====== Task data ======

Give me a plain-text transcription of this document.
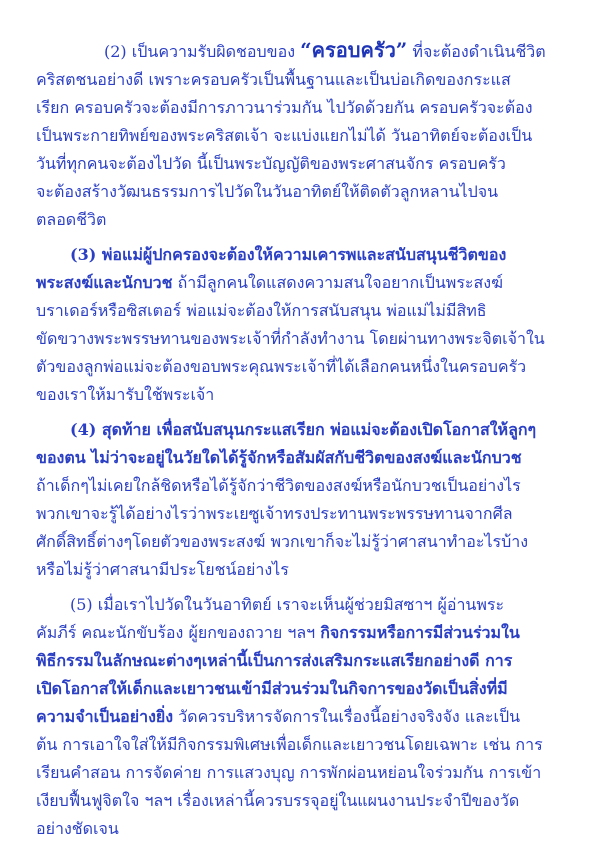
(2) เป็นความรับผิดชอบของ “ครอบครัว” ที่จะต้องดำเนินชีวิต
คริสตชนอย่างดี เพราะครอบครัวเป็นพื้นฐานและเป็นบ่อเกิดของกระแส
เรียก ครอบครัวจะต้องมีการภาวนาร่วมกัน ไปวัดด้วยกัน ครอบครัวจะต้อง
เป็นพระกายทิพย์ของพระคริสตเจ้า จะแบ่งแยกไม่ได้ วันอาทิตย์จะต้องเป็น
วันที่ทุกคนจะต้องไปวัด นี้เป็นพระบัญญัติของพระศาสนจักร ครอบครัว
จะต้องสร้างวัฒนธรรมการไปวัดในวันอาทิตย์ให้ติดตัวลูกหลานไปจน
ตลอดชีวิต
(3) พ่อแม่ผู้ปกครองจะต้องให้ความเคารพและสนับสนุนชีวิตของ
พระสงฆ์และนักบวช ถ้ามีลูกคนใดแสดงความสนใจอยากเป็นพระสงฆ์
บราเดอร์หรือซิสเตอร์ พ่อแม่จะต้องให้การสนับสนุน พ่อแม่ไม่มีสิทธิ
ขัดขวางพระพรรษทานของพระเจ้าที่กำลังทำงาน โดยผ่านทางพระจิตเจ้าใน
ตัวของลูกพ่อแม่จะต้องขอบพระคุณพระเจ้าที่ได้เลือกคนหนึ่งในครอบครัว
ของเราให้มารับใช้พระเจ้า
(4) สุดท้าย เพื่อสนับสนุนกระแสเรียก พ่อแม่จะต้องเปิดโอกาสให้ลูกๆ
ของตน ไม่ว่าจะอยู่ในวัยใดได้รู้จักหรือสัมผัสกับชีวิตของสงฆ์และนักบวช
ถ้าเด็กๆไม่เคยใกล้ชิดหรือได้รู้จักว่าชีวิตของสงฆ์หรือนักบวชเป็นอย่างไร
พวกเขาจะรู้ได้อย่างไรว่าพระเยซูเจ้าทรงประทานพระพรรษทานจากศีล
ศักดิ์สิทธิ์ต่างๆโดยตัวของพระสงฆ์ พวกเขาก็จะไม่รู้ว่าศาสนาทำอะไรบ้าง
หรือไม่รู้ว่าศาสนามีประโยชน์อย่างไร
(5) เมื่อเราไปวัดในวันอาทิตย์ เราจะเห็นผู้ช่วยมิสซาฯ ผู้อ่านพระ
คัมภีร์ คณะนักขับร้อง ผู้ยกของถวาย ฯลฯ กิจกรรมหรือการมีส่วนร่วมใน
พิธีกรรมในลักษณะต่างๆเหล่านี้เป็นการส่งเสริมกระแสเรียกอย่างดี การ
เปิดโอกาสให้เด็กและเยาวชนเข้ามีส่วนร่วมในกิจการของวัดเป็นสิ่งที่มี
ความจำเป็นอย่างยิ่ง วัดควรบริหารจัดการในเรื่องนี้อย่างจริงจัง และเป็น
ต้น การเอาใจใส่ให้มีกิจกรรมพิเศษเพื่อเด็กและเยาวชนโดยเฉพาะ เช่น การ
เรียนคำสอน การจัดค่าย การแสวงบุญ การพักผ่อนหย่อนใจร่วมกัน การเข้า
เงียบฟื้นฟูจิตใจ ฯลฯ เรื่องเหล่านี้ควรบรรจุอยู่ในแผนงานประจำปีของวัด
อย่างชัดเจน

======

Write the full listing out again with every line unchanged, but include no pictures.

Output for this task »
Give me a plain-text transcription of this document.
(2) เป็นความรับผิดชอบของ “ครอบครัว” ที่จะต้องดำเนินชีวิต
คริสตชนอย่างดี เพราะครอบครัวเป็นพื้นฐานและเป็นบ่อเกิดของกระแส
เรียก ครอบครัวจะต้องมีการภาวนาร่วมกัน ไปวัดด้วยกัน ครอบครัวจะต้อง
เป็นพระกายทิพย์ของพระคริสตเจ้า จะแบ่งแยกไม่ได้ วันอาทิตย์จะต้องเป็น
วันที่ทุกคนจะต้องไปวัด นี้เป็นพระบัญญัติของพระศาสนจักร ครอบครัว
จะต้องสร้างวัฒนธรรมการไปวัดในวันอาทิตย์ให้ติดตัวลูกหลานไปจน
ตลอดชีวิต
(3) พ่อแม่ผู้ปกครองจะต้องให้ความเคารพและสนับสนุนชีวิตของ
พระสงฆ์และนักบวช ถ้ามีลูกคนใดแสดงความสนใจอยากเป็นพระสงฆ์
บราเดอร์หรือซิสเตอร์ พ่อแม่จะต้องให้การสนับสนุน พ่อแม่ไม่มีสิทธิ
ขัดขวางพระพรรษทานของพระเจ้าที่กำลังทำงาน โดยผ่านทางพระจิตเจ้าใน
ตัวของลูกพ่อแม่จะต้องขอบพระคุณพระเจ้าที่ได้เลือกคนหนึ่งในครอบครัว
ของเราให้มารับใช้พระเจ้า
(4) สุดท้าย เพื่อสนับสนุนกระแสเรียก พ่อแม่จะต้องเปิดโอกาสให้ลูกๆ
ของตน ไม่ว่าจะอยู่ในวัยใดได้รู้จักหรือสัมผัสกับชีวิตของสงฆ์และนักบวช
ถ้าเด็กๆไม่เคยใกล้ชิดหรือได้รู้จักว่าชีวิตของสงฆ์หรือนักบวชเป็นอย่างไร
พวกเขาจะรู้ได้อย่างไรว่าพระเยซูเจ้าทรงประทานพระพรรษทานจากศีล
ศักดิ์สิทธิ์ต่างๆโดยตัวของพระสงฆ์ พวกเขาก็จะไม่รู้ว่าศาสนาทำอะไรบ้าง
หรือไม่รู้ว่าศาสนามีประโยชน์อย่างไร
(5) เมื่อเราไปวัดในวันอาทิตย์ เราจะเห็นผู้ช่วยมิสซาฯ ผู้อ่านพระ
คัมภีร์ คณะนักขับร้อง ผู้ยกของถวาย ฯลฯ กิจกรรมหรือการมีส่วนร่วมใน
พิธีกรรมในลักษณะต่างๆเหล่านี้เป็นการส่งเสริมกระแสเรียกอย่างดี การ
เปิดโอกาสให้เด็กและเยาวชนเข้ามีส่วนร่วมในกิจการของวัดเป็นสิ่งที่มี
ความจำเป็นอย่างยิ่ง วัดควรบริหารจัดการในเรื่องนี้อย่างจริงจัง และเป็น
ต้น การเอาใจใส่ให้มีกิจกรรมพิเศษเพื่อเด็กและเยาวชนโดยเฉพาะ เช่น การ
เรียนคำสอน การจัดค่าย การแสวงบุญ การพักผ่อนหย่อนใจร่วมกัน การเข้า
เงียบฟื้นฟูจิตใจ ฯลฯ เรื่องเหล่านี้ควรบรรจุอยู่ในแผนงานประจำปีของวัด
อย่างชัดเจน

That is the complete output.